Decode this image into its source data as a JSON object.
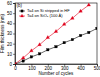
{
  "chart_data": {
    "type": "line",
    "annotation": "(b)",
    "x_label": "Number of cycles",
    "y_label": "Film thickness (nm)",
    "xlim": [
      0,
      500
    ],
    "xticks": [
      0,
      100,
      200,
      300,
      400,
      500
    ],
    "ylim": [
      0,
      60
    ],
    "yticks": [
      0,
      10,
      20,
      30,
      40,
      50,
      60
    ],
    "legend": "upper left",
    "series": [
      {
        "name": "Ta4 on Si stripped in HF",
        "color": "#000000",
        "marker": "square",
        "line_style": "solid",
        "x": [
          0,
          50,
          100,
          150,
          200,
          250,
          300,
          350,
          400,
          450,
          500
        ],
        "values": [
          0,
          3,
          7,
          10,
          14,
          17,
          21,
          24,
          28,
          31,
          35
        ]
      },
      {
        "name": "Ta4 on SiO₂ (100 Å)",
        "color": "#e0001b",
        "marker": "triangle",
        "line_style": "solid",
        "x": [
          0,
          50,
          100,
          150,
          200,
          250,
          300,
          350,
          400,
          450
        ],
        "values": [
          0,
          6,
          13,
          19,
          26,
          32,
          39,
          45,
          52,
          58
        ]
      }
    ]
  }
}
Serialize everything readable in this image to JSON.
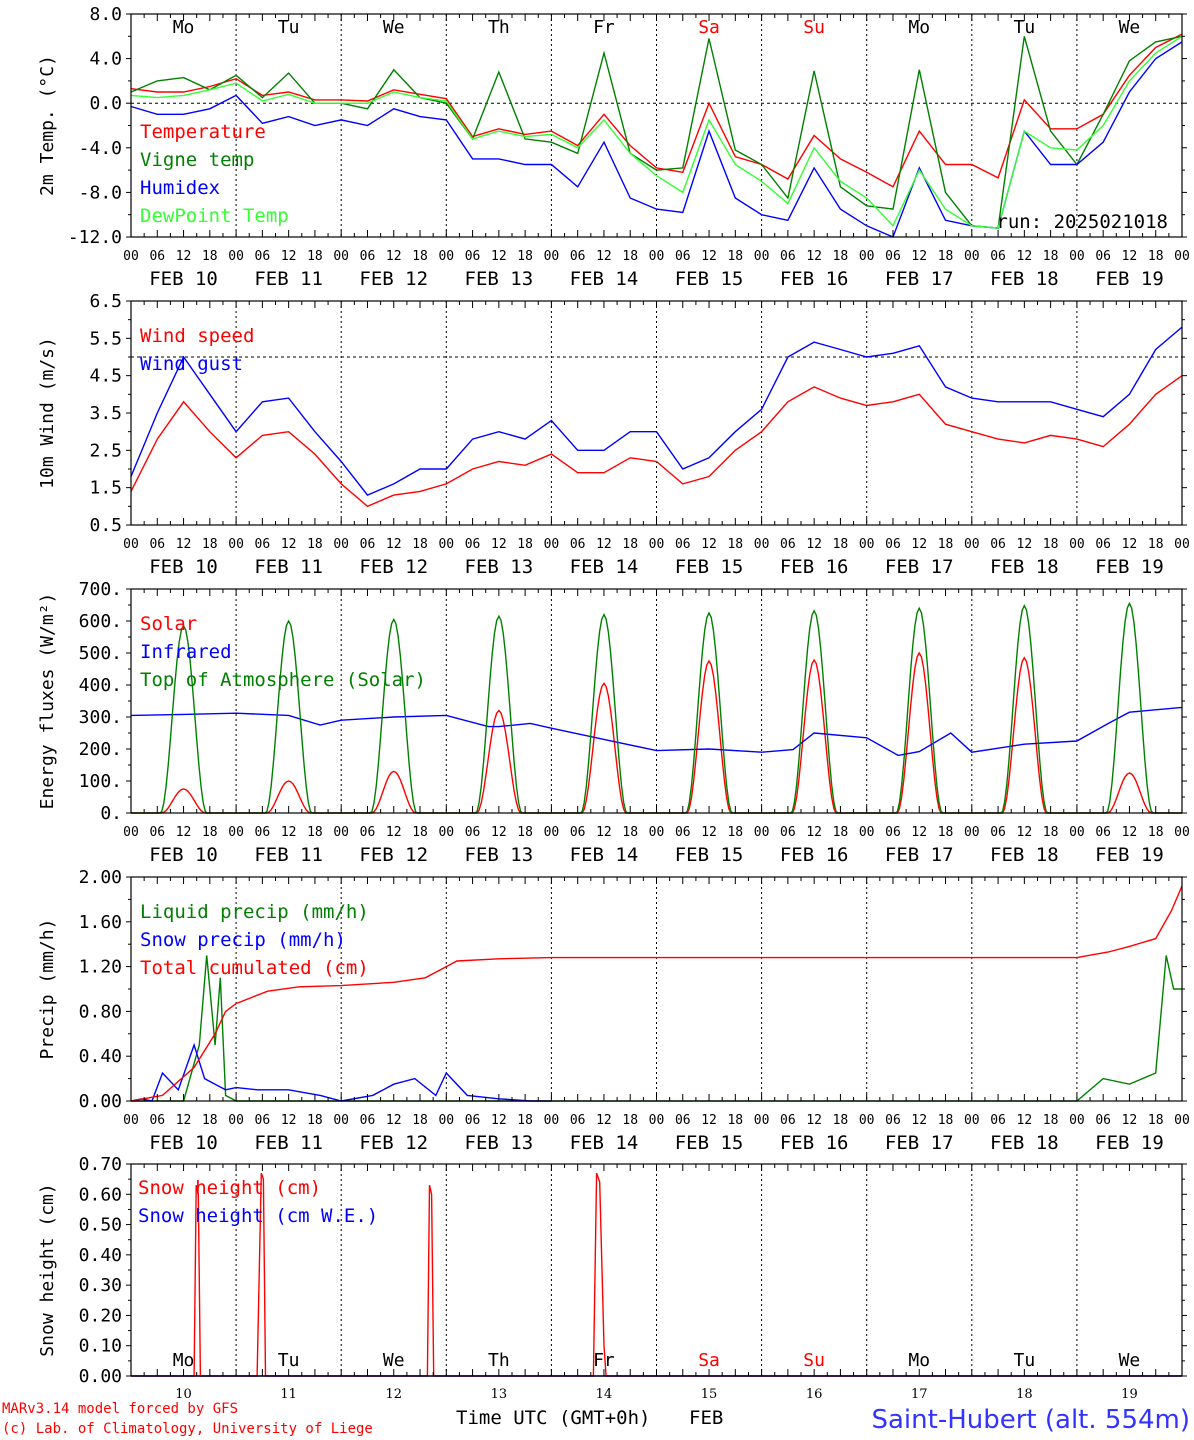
◇ ◇ ◇ ◇ ◇
▶ _Short exercise_
In the listing above, find each line with the word "name" and copy it.

▶ _Answer to this problem_
        "name": "Ta4 on Si stripped in HF",
        "name": "Ta4 on SiO₂ (100 Å)",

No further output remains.